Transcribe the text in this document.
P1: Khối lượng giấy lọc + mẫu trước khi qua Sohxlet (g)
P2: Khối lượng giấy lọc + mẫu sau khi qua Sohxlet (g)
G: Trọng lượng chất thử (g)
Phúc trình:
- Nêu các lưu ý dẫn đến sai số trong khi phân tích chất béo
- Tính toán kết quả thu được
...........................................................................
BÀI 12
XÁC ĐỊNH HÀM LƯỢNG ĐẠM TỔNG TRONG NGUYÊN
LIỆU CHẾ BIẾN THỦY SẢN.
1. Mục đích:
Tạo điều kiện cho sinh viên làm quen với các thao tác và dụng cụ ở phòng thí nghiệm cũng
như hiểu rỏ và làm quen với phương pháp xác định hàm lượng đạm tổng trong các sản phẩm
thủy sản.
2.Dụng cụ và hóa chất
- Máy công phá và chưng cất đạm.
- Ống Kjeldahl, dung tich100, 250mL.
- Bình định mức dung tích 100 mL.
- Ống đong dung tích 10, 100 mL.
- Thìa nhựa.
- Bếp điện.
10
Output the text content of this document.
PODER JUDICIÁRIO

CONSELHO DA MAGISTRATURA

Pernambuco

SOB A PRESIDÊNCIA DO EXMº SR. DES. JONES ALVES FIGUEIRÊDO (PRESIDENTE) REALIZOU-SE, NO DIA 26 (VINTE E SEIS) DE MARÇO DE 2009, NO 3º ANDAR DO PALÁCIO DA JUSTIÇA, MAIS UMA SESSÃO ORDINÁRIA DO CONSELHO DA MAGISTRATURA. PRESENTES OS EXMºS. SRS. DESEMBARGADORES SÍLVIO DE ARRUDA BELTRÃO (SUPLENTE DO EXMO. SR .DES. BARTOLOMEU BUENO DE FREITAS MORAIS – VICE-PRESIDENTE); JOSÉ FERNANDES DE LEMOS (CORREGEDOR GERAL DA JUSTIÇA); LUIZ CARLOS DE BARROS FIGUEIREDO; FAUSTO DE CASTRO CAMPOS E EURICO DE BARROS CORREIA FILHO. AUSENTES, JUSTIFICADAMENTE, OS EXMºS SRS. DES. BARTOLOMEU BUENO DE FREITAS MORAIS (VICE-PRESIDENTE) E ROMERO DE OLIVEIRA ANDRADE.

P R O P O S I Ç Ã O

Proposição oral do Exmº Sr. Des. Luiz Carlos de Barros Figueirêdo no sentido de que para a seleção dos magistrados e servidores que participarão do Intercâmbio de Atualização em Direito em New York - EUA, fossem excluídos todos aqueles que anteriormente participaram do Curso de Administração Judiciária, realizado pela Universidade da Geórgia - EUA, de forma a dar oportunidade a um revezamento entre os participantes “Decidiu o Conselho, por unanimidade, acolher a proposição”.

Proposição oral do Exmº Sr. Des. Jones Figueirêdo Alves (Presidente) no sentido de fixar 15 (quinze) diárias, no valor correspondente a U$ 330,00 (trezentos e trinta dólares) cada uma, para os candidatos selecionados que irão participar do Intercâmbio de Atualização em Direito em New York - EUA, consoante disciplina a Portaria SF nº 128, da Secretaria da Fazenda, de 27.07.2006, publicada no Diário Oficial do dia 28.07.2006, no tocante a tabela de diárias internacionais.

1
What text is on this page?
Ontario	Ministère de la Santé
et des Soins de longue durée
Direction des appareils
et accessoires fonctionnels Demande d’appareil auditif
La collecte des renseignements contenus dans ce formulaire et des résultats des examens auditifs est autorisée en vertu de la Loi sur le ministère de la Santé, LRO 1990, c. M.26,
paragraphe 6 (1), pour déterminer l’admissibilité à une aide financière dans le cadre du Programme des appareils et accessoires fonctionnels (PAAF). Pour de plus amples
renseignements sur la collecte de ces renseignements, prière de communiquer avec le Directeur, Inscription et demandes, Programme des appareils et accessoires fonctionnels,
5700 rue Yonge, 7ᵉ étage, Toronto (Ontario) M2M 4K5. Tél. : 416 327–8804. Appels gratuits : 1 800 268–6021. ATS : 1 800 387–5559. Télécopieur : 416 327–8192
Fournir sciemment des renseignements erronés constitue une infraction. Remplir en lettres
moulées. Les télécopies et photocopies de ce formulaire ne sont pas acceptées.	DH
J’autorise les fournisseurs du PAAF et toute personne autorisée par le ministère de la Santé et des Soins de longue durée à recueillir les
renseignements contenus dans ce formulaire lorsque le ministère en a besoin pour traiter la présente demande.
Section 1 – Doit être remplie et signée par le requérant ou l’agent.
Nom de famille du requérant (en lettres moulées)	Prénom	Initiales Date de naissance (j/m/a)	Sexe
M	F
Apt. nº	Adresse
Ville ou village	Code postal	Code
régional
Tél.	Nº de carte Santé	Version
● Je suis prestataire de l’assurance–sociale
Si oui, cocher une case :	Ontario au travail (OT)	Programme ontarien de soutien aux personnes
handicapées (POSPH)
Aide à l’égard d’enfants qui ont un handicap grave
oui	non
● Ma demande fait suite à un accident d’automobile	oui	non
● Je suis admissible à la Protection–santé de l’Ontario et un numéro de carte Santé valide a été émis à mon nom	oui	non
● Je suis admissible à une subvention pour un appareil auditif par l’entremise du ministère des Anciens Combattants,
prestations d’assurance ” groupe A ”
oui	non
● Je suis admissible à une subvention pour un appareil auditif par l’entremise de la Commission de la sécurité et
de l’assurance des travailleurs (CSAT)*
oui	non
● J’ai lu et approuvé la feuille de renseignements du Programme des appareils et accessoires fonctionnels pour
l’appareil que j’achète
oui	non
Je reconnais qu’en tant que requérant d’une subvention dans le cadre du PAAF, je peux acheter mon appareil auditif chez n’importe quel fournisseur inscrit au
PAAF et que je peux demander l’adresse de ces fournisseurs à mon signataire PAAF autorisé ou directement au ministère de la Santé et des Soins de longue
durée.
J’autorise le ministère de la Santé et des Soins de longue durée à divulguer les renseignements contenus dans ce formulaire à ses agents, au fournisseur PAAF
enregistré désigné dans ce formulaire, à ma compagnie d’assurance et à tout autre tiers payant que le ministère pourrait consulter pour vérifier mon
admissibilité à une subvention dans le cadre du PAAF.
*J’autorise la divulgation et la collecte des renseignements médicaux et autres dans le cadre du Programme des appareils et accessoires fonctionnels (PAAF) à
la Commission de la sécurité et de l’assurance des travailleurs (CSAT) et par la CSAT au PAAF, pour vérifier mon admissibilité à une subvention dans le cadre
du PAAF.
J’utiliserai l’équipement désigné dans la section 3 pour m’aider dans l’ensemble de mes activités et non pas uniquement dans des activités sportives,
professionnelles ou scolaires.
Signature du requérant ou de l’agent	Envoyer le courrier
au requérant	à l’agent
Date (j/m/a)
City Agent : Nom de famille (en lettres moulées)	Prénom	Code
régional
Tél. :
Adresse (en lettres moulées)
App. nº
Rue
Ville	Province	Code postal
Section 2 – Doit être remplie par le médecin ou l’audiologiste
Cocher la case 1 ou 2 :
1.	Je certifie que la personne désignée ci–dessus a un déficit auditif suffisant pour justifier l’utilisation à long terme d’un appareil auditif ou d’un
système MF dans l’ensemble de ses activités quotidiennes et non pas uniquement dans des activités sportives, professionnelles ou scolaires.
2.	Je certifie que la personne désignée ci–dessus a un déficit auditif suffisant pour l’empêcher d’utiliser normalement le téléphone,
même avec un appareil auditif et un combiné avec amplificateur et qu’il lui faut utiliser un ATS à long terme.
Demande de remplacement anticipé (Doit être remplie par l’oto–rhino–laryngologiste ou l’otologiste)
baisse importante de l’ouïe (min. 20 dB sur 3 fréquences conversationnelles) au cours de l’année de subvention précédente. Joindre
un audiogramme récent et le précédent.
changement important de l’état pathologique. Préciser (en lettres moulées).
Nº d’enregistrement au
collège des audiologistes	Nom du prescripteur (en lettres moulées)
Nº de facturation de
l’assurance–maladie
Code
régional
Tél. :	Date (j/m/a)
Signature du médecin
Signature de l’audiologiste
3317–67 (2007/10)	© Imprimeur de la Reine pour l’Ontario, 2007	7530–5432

* What the task asks: Among the lines of the data, identify those with the word "travailleurs". Copy each of them.

* Expected answer:
de l’assurance des travailleurs (CSAT)*
la Commission de la sécurité et de l’assurance des travailleurs (CSAT) et par la CSAT au PAAF, pour vérifier mon admissibilité à une subvention dans le cadre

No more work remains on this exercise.